Exercise details | Please duplicate each line of the records below exactly, with no changes.

Element box annotations
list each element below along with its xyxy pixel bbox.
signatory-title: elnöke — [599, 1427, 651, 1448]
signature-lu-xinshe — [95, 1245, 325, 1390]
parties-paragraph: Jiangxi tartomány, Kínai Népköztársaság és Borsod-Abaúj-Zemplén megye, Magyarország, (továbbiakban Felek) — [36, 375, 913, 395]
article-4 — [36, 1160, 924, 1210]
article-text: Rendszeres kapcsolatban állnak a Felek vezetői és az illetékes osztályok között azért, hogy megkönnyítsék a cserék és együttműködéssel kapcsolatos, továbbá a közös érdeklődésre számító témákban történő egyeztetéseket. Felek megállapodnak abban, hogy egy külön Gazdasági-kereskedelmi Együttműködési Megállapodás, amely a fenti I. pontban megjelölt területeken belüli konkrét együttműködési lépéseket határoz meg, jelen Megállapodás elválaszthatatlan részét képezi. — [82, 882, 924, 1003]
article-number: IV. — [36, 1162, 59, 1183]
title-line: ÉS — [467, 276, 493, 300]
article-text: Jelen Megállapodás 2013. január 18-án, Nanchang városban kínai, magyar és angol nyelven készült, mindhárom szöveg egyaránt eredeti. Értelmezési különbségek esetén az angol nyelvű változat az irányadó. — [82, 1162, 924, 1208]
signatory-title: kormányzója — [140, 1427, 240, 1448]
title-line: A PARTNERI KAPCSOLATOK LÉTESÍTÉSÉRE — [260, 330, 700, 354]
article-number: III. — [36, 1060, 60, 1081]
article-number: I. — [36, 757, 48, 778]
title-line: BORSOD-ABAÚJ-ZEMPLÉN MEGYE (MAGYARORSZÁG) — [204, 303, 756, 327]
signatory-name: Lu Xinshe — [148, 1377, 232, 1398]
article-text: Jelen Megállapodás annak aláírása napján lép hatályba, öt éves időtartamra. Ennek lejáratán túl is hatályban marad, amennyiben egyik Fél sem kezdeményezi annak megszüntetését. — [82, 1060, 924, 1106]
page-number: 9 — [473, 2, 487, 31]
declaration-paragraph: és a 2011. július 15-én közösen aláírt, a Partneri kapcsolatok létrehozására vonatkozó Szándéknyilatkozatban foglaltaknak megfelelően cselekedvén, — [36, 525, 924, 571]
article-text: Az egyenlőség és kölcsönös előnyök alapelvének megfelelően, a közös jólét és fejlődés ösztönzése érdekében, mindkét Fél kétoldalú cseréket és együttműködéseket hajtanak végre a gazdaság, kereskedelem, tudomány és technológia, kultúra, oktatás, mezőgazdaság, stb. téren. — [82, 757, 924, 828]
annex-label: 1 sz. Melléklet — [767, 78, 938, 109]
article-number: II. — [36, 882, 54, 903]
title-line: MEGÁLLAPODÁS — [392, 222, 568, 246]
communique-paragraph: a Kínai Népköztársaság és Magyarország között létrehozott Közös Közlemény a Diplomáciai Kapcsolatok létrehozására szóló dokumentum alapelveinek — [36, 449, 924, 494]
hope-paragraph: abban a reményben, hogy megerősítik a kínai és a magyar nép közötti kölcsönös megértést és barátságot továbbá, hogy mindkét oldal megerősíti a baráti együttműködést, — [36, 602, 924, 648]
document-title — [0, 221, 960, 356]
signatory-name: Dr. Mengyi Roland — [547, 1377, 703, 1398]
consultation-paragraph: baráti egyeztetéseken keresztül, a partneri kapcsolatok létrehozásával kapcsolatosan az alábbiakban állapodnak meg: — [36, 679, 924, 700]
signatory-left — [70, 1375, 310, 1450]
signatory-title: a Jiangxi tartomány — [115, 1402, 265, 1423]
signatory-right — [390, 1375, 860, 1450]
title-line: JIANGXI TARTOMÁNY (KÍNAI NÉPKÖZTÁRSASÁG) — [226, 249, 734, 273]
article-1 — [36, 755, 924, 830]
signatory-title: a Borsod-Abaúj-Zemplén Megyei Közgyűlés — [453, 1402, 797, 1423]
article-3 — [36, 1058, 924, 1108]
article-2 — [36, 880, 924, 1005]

Result below |
list each element below along with its xyxy pixel bbox.
signatory-title: elnöke — [599, 1427, 651, 1448]
signature-lu-xinshe — [95, 1245, 325, 1390]
parties-paragraph: Jiangxi tartomány, Kínai Népköztársaság és Borsod-Abaúj-Zemplén megye, Magyarország, (továbbiakban Felek) — [36, 375, 913, 395]
article-4 — [36, 1160, 924, 1210]
article-text: Rendszeres kapcsolatban állnak a Felek vezetői és az illetékes osztályok között azért, hogy megkönnyítsék a cserék és együttműködéssel kapcsolatos, továbbá a közös érdeklődésre számító témákban történő egyeztetéseket. Felek megállapodnak abban, hogy egy külön Gazdasági-kereskedelmi Együttműködési Megállapodás, amely a fenti I. pontban megjelölt területeken belüli konkrét együttműködési lépéseket határoz meg, jelen Megállapodás elválaszthatatlan részét képezi. — [82, 882, 924, 1003]
article-number: IV. — [36, 1162, 59, 1183]
title-line: ÉS — [467, 276, 493, 300]
article-text: Jelen Megállapodás 2013. január 18-án, Nanchang városban kínai, magyar és angol nyelven készült, mindhárom szöveg egyaránt eredeti. Értelmezési különbségek esetén az angol nyelvű változat az irányadó. — [82, 1162, 924, 1208]
signatory-title: kormányzója — [140, 1427, 240, 1448]
title-line: A PARTNERI KAPCSOLATOK LÉTESÍTÉSÉRE — [260, 330, 700, 354]
article-number: III. — [36, 1060, 60, 1081]
article-number: I. — [36, 757, 48, 778]
title-line: BORSOD-ABAÚJ-ZEMPLÉN MEGYE (MAGYARORSZÁG) — [204, 303, 756, 327]
signatory-name: Lu Xinshe — [148, 1377, 232, 1398]
article-text: Jelen Megállapodás annak aláírása napján lép hatályba, öt éves időtartamra. Ennek lejáratán túl is hatályban marad, amennyiben egyik Fél sem kezdeményezi annak megszüntetését. — [82, 1060, 924, 1106]
page-number: 9 — [473, 2, 487, 31]
declaration-paragraph: és a 2011. július 15-én közösen aláírt, a Partneri kapcsolatok létrehozására vonatkozó Szándéknyilatkozatban foglaltaknak megfelelően cselekedvén, — [36, 525, 924, 571]
article-text: Az egyenlőség és kölcsönös előnyök alapelvének megfelelően, a közös jólét és fejlődés ösztönzése érdekében, mindkét Fél kétoldalú cseréket és együttműködéseket hajtanak végre a gazdaság, kereskedelem, tudomány és technológia, kultúra, oktatás, mezőgazdaság, stb. téren. — [82, 757, 924, 828]
annex-label: 1 sz. Melléklet — [767, 78, 938, 109]
article-number: II. — [36, 882, 54, 903]
title-line: MEGÁLLAPODÁS — [392, 222, 568, 246]
communique-paragraph: a Kínai Népköztársaság és Magyarország között létrehozott Közös Közlemény a Diplomáciai Kapcsolatok létrehozására szóló dokumentum alapelveinek — [36, 449, 924, 494]
hope-paragraph: abban a reményben, hogy megerősítik a kínai és a magyar nép közötti kölcsönös megértést és barátságot továbbá, hogy mindkét oldal megerősíti a baráti együttműködést, — [36, 602, 924, 648]
document-title — [0, 221, 960, 356]
signatory-name: Dr. Mengyi Roland — [547, 1377, 703, 1398]
consultation-paragraph: baráti egyeztetéseken keresztül, a partneri kapcsolatok létrehozásával kapcsolatosan az alábbiakban állapodnak meg: — [36, 679, 924, 700]
signatory-left — [70, 1375, 310, 1450]
signatory-title: a Jiangxi tartomány — [115, 1402, 265, 1423]
signatory-right — [390, 1375, 860, 1450]
title-line: JIANGXI TARTOMÁNY (KÍNAI NÉPKÖZTÁRSASÁG) — [226, 249, 734, 273]
article-1 — [36, 755, 924, 830]
signatory-title: a Borsod-Abaúj-Zemplén Megyei Közgyűlés — [453, 1402, 797, 1423]
article-3 — [36, 1058, 924, 1108]
article-2 — [36, 880, 924, 1005]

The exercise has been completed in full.